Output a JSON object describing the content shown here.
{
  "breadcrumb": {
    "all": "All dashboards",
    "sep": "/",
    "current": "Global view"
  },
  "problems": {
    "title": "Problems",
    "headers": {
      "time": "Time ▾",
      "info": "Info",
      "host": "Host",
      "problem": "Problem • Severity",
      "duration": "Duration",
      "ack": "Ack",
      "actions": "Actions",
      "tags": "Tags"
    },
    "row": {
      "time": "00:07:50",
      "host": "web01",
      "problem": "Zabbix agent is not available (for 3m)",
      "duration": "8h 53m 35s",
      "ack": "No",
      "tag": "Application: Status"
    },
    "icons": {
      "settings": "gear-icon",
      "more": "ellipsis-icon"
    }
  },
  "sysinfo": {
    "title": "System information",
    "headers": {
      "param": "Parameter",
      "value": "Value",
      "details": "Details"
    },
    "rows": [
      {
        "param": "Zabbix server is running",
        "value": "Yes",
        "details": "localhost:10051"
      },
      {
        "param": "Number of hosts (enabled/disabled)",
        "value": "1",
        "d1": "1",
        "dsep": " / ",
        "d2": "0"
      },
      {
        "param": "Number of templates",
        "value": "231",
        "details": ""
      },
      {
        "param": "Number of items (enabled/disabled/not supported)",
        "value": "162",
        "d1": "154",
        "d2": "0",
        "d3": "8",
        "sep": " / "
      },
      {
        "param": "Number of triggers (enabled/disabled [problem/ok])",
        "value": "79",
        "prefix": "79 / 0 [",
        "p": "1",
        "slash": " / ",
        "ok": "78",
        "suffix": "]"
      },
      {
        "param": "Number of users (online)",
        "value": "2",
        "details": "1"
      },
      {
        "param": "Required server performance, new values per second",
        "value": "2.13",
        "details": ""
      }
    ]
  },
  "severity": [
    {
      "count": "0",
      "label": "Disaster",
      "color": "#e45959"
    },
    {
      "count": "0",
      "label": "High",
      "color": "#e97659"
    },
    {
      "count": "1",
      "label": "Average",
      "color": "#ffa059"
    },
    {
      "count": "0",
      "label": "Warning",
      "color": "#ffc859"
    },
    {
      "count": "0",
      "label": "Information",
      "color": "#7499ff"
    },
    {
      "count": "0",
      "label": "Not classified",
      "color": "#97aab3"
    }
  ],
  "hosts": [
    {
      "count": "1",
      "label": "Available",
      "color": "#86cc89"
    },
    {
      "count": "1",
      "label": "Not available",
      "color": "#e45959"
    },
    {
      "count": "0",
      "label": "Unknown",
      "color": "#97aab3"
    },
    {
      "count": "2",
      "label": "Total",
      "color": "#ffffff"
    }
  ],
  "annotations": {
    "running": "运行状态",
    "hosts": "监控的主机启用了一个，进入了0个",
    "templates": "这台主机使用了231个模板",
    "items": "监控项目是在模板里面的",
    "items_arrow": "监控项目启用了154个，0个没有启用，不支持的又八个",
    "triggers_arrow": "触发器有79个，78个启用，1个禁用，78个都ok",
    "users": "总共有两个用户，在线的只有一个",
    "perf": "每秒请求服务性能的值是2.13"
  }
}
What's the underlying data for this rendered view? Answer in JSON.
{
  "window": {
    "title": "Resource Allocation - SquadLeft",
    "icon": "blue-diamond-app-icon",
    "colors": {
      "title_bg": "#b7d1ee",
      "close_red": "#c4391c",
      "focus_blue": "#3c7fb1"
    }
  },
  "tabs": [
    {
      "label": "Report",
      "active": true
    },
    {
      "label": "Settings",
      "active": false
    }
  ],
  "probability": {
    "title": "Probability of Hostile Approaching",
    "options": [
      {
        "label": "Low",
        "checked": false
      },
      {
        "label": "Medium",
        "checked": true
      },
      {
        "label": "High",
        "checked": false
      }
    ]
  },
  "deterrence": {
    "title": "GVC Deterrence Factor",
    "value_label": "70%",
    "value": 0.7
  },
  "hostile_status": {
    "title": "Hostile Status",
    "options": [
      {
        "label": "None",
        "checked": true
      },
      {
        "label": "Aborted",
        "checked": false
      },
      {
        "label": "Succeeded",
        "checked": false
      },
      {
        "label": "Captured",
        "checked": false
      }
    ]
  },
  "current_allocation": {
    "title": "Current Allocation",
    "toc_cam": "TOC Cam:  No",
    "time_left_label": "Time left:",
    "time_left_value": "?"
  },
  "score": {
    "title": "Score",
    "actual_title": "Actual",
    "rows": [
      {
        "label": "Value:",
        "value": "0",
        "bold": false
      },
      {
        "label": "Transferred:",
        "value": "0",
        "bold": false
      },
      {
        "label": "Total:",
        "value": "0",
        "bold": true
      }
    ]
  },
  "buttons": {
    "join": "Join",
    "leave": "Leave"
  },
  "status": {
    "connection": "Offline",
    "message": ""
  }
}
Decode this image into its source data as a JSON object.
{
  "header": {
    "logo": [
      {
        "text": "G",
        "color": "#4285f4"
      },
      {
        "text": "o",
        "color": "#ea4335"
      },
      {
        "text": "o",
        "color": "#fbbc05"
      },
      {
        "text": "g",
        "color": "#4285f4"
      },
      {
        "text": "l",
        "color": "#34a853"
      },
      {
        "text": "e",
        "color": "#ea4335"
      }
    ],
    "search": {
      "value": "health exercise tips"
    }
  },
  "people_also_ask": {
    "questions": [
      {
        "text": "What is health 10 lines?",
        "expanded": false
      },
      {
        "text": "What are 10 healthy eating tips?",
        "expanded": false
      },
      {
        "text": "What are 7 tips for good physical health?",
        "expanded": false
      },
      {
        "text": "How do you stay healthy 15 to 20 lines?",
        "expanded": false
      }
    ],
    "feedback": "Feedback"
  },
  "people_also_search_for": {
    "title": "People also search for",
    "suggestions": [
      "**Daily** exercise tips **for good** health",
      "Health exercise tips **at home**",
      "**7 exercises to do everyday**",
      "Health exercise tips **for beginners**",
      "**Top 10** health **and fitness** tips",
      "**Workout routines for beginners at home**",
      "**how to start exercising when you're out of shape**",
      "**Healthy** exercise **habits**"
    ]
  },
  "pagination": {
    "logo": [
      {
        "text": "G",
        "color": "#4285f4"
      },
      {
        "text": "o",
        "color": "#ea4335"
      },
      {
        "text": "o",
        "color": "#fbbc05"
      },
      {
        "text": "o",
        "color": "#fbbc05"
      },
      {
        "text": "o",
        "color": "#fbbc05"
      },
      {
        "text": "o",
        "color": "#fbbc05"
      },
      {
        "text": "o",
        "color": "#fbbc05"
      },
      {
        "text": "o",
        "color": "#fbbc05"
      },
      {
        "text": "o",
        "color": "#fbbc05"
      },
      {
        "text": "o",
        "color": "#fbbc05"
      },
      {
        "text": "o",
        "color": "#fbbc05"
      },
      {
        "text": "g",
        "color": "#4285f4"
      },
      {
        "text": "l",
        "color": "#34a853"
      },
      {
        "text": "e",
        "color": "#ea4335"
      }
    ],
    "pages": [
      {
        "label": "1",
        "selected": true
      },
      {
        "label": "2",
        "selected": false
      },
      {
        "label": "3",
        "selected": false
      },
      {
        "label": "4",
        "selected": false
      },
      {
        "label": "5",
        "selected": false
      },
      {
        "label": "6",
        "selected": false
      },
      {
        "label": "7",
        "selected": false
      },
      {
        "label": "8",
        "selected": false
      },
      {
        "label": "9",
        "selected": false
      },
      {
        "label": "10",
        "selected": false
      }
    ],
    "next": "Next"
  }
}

■ WHAT IS ASKED
Output the listing above word for word.

■ SOLUTION TO THE EXERCISE
Output a JSON object describing the content shown here.
{
  "breadcrumb": {
    "all": "All dashboards",
    "sep": "/",
    "current": "Global view"
  },
  "problems": {
    "title": "Problems",
    "headers": {
      "time": "Time ▾",
      "info": "Info",
      "host": "Host",
      "problem": "Problem • Severity",
      "duration": "Duration",
      "ack": "Ack",
      "actions": "Actions",
      "tags": "Tags"
    },
    "row": {
      "time": "00:07:50",
      "host": "web01",
      "problem": "Zabbix agent is not available (for 3m)",
      "duration": "8h 53m 35s",
      "ack": "No",
      "tag": "Application: Status"
    },
    "icons": {
      "settings": "gear-icon",
      "more": "ellipsis-icon"
    }
  },
  "sysinfo": {
    "title": "System information",
    "headers": {
      "param": "Parameter",
      "value": "Value",
      "details": "Details"
    },
    "rows": [
      {
        "param": "Zabbix server is running",
        "value": "Yes",
        "details": "localhost:10051"
      },
      {
        "param": "Number of hosts (enabled/disabled)",
        "value": "1",
        "d1": "1",
        "dsep": " / ",
        "d2": "0"
      },
      {
        "param": "Number of templates",
        "value": "231",
        "details": ""
      },
      {
        "param": "Number of items (enabled/disabled/not supported)",
        "value": "162",
        "d1": "154",
        "d2": "0",
        "d3": "8",
        "sep": " / "
      },
      {
        "param": "Number of triggers (enabled/disabled [problem/ok])",
        "value": "79",
        "prefix": "79 / 0 [",
        "p": "1",
        "slash": " / ",
        "ok": "78",
        "suffix": "]"
      },
      {
        "param": "Number of users (online)",
        "value": "2",
        "details": "1"
      },
      {
        "param": "Required server performance, new values per second",
        "value": "2.13",
        "details": ""
      }
    ]
  },
  "severity": [
    {
      "count": "0",
      "label": "Disaster",
      "color": "#e45959"
    },
    {
      "count": "0",
      "label": "High",
      "color": "#e97659"
    },
    {
      "count": "1",
      "label": "Average",
      "color": "#ffa059"
    },
    {
      "count": "0",
      "label": "Warning",
      "color": "#ffc859"
    },
    {
      "count": "0",
      "label": "Information",
      "color": "#7499ff"
    },
    {
      "count": "0",
      "label": "Not classified",
      "color": "#97aab3"
    }
  ],
  "hosts": [
    {
      "count": "1",
      "label": "Available",
      "color": "#86cc89"
    },
    {
      "count": "1",
      "label": "Not available",
      "color": "#e45959"
    },
    {
      "count": "0",
      "label": "Unknown",
      "color": "#97aab3"
    },
    {
      "count": "2",
      "label": "Total",
      "color": "#ffffff"
    }
  ],
  "annotations": {
    "running": "运行状态",
    "hosts": "监控的主机启用了一个，进入了0个",
    "templates": "这台主机使用了231个模板",
    "items": "监控项目是在模板里面的",
    "items_arrow": "监控项目启用了154个，0个没有启用，不支持的又八个",
    "triggers_arrow": "触发器有79个，78个启用，1个禁用，78个都ok",
    "users": "总共有两个用户，在线的只有一个",
    "perf": "每秒请求服务性能的值是2.13"
  }
}
What's the underlying data for this rendered view? Answer in JSON.
{
  "window": {
    "title": "Resource Allocation - SquadLeft",
    "icon": "blue-diamond-app-icon",
    "colors": {
      "title_bg": "#b7d1ee",
      "close_red": "#c4391c",
      "focus_blue": "#3c7fb1"
    }
  },
  "tabs": [
    {
      "label": "Report",
      "active": true
    },
    {
      "label": "Settings",
      "active": false
    }
  ],
  "probability": {
    "title": "Probability of Hostile Approaching",
    "options": [
      {
        "label": "Low",
        "checked": false
      },
      {
        "label": "Medium",
        "checked": true
      },
      {
        "label": "High",
        "checked": false
      }
    ]
  },
  "deterrence": {
    "title": "GVC Deterrence Factor",
    "value_label": "70%",
    "value": 0.7
  },
  "hostile_status": {
    "title": "Hostile Status",
    "options": [
      {
        "label": "None",
        "checked": true
      },
      {
        "label": "Aborted",
        "checked": false
      },
      {
        "label": "Succeeded",
        "checked": false
      },
      {
        "label": "Captured",
        "checked": false
      }
    ]
  },
  "current_allocation": {
    "title": "Current Allocation",
    "toc_cam": "TOC Cam:  No",
    "time_left_label": "Time left:",
    "time_left_value": "?"
  },
  "score": {
    "title": "Score",
    "actual_title": "Actual",
    "rows": [
      {
        "label": "Value:",
        "value": "0",
        "bold": false
      },
      {
        "label": "Transferred:",
        "value": "0",
        "bold": false
      },
      {
        "label": "Total:",
        "value": "0",
        "bold": true
      }
    ]
  },
  "buttons": {
    "join": "Join",
    "leave": "Leave"
  },
  "status": {
    "connection": "Offline",
    "message": ""
  }
}
Decode this image into its source data as a JSON object.
{
  "header": {
    "logo": [
      {
        "text": "G",
        "color": "#4285f4"
      },
      {
        "text": "o",
        "color": "#ea4335"
      },
      {
        "text": "o",
        "color": "#fbbc05"
      },
      {
        "text": "g",
        "color": "#4285f4"
      },
      {
        "text": "l",
        "color": "#34a853"
      },
      {
        "text": "e",
        "color": "#ea4335"
      }
    ],
    "search": {
      "value": "health exercise tips"
    }
  },
  "people_also_ask": {
    "questions": [
      {
        "text": "What is health 10 lines?",
        "expanded": false
      },
      {
        "text": "What are 10 healthy eating tips?",
        "expanded": false
      },
      {
        "text": "What are 7 tips for good physical health?",
        "expanded": false
      },
      {
        "text": "How do you stay healthy 15 to 20 lines?",
        "expanded": false
      }
    ],
    "feedback": "Feedback"
  },
  "people_also_search_for": {
    "title": "People also search for",
    "suggestions": [
      "**Daily** exercise tips **for good** health",
      "Health exercise tips **at home**",
      "**7 exercises to do everyday**",
      "Health exercise tips **for beginners**",
      "**Top 10** health **and fitness** tips",
      "**Workout routines for beginners at home**",
      "**how to start exercising when you're out of shape**",
      "**Healthy** exercise **habits**"
    ]
  },
  "pagination": {
    "logo": [
      {
        "text": "G",
        "color": "#4285f4"
      },
      {
        "text": "o",
        "color": "#ea4335"
      },
      {
        "text": "o",
        "color": "#fbbc05"
      },
      {
        "text": "o",
        "color": "#fbbc05"
      },
      {
        "text": "o",
        "color": "#fbbc05"
      },
      {
        "text": "o",
        "color": "#fbbc05"
      },
      {
        "text": "o",
        "color": "#fbbc05"
      },
      {
        "text": "o",
        "color": "#fbbc05"
      },
      {
        "text": "o",
        "color": "#fbbc05"
      },
      {
        "text": "o",
        "color": "#fbbc05"
      },
      {
        "text": "o",
        "color": "#fbbc05"
      },
      {
        "text": "g",
        "color": "#4285f4"
      },
      {
        "text": "l",
        "color": "#34a853"
      },
      {
        "text": "e",
        "color": "#ea4335"
      }
    ],
    "pages": [
      {
        "label": "1",
        "selected": true
      },
      {
        "label": "2",
        "selected": false
      },
      {
        "label": "3",
        "selected": false
      },
      {
        "label": "4",
        "selected": false
      },
      {
        "label": "5",
        "selected": false
      },
      {
        "label": "6",
        "selected": false
      },
      {
        "label": "7",
        "selected": false
      },
      {
        "label": "8",
        "selected": false
      },
      {
        "label": "9",
        "selected": false
      },
      {
        "label": "10",
        "selected": false
      }
    ],
    "next": "Next"
  }
}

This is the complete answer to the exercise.